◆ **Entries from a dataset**
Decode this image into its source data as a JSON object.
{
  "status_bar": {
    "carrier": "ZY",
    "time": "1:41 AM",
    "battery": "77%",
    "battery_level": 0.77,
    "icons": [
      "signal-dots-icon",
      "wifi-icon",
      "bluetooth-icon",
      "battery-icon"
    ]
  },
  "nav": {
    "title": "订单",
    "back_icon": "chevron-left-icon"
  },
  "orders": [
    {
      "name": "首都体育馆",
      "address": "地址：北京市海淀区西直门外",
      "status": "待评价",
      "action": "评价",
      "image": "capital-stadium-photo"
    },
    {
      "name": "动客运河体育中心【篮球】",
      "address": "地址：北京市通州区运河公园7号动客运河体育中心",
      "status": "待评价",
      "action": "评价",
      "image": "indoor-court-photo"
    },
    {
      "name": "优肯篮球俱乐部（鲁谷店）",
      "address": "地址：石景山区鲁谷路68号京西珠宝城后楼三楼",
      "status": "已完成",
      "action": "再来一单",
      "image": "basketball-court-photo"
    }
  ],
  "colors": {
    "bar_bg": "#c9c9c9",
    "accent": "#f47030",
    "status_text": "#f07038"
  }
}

---

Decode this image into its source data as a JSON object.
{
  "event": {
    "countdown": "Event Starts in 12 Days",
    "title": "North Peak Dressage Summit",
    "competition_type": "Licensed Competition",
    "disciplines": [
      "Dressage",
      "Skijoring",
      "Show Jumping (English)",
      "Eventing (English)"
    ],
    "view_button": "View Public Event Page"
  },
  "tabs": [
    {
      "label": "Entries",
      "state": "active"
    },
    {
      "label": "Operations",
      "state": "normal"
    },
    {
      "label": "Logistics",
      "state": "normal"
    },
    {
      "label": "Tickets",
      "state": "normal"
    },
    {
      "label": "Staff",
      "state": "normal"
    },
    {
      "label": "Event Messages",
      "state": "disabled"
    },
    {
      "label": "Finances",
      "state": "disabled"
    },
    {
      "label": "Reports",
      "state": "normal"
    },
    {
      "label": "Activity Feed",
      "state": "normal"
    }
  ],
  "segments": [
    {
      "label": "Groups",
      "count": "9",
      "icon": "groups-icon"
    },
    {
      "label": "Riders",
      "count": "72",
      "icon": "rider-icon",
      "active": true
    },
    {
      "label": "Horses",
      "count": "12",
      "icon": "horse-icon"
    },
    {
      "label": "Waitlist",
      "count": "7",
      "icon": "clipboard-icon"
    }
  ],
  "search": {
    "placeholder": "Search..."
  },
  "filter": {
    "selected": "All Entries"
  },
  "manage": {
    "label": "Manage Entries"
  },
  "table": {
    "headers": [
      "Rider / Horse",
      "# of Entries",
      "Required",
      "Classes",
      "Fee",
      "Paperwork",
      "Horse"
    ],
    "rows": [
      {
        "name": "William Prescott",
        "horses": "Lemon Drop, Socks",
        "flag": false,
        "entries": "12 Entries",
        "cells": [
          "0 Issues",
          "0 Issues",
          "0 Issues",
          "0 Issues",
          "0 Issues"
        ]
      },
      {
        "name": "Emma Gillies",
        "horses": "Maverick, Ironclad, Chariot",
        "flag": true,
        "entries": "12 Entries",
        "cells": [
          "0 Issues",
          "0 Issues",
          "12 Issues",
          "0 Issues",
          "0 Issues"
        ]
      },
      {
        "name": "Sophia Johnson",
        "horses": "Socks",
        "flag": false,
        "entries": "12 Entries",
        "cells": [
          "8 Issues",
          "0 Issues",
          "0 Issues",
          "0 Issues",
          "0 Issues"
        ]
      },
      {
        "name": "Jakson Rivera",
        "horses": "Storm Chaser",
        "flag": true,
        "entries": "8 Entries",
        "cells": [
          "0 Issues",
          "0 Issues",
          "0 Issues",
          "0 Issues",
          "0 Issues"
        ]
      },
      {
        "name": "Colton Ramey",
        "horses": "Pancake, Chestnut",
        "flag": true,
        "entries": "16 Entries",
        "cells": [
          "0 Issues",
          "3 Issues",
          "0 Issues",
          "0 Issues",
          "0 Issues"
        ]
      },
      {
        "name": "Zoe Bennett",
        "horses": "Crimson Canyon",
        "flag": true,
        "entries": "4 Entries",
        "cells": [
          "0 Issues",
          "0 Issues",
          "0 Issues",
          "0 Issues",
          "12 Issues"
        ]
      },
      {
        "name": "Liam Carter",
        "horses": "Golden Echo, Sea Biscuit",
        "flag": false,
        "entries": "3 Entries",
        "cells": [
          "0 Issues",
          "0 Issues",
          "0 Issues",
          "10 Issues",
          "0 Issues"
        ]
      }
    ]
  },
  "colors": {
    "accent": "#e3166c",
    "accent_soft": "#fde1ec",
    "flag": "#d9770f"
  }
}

◆ **WORK TO COMPLETE**
Scan the material above. Copy each line that holds the word "image".

◆ **EXPECTED ANSWER**
Decode this image into its source data as a JSON object.
      "image": "capital-stadium-photo"
      "image": "indoor-court-photo"
      "image": "basketball-court-photo"
Decode this image into its source data as a JSON object.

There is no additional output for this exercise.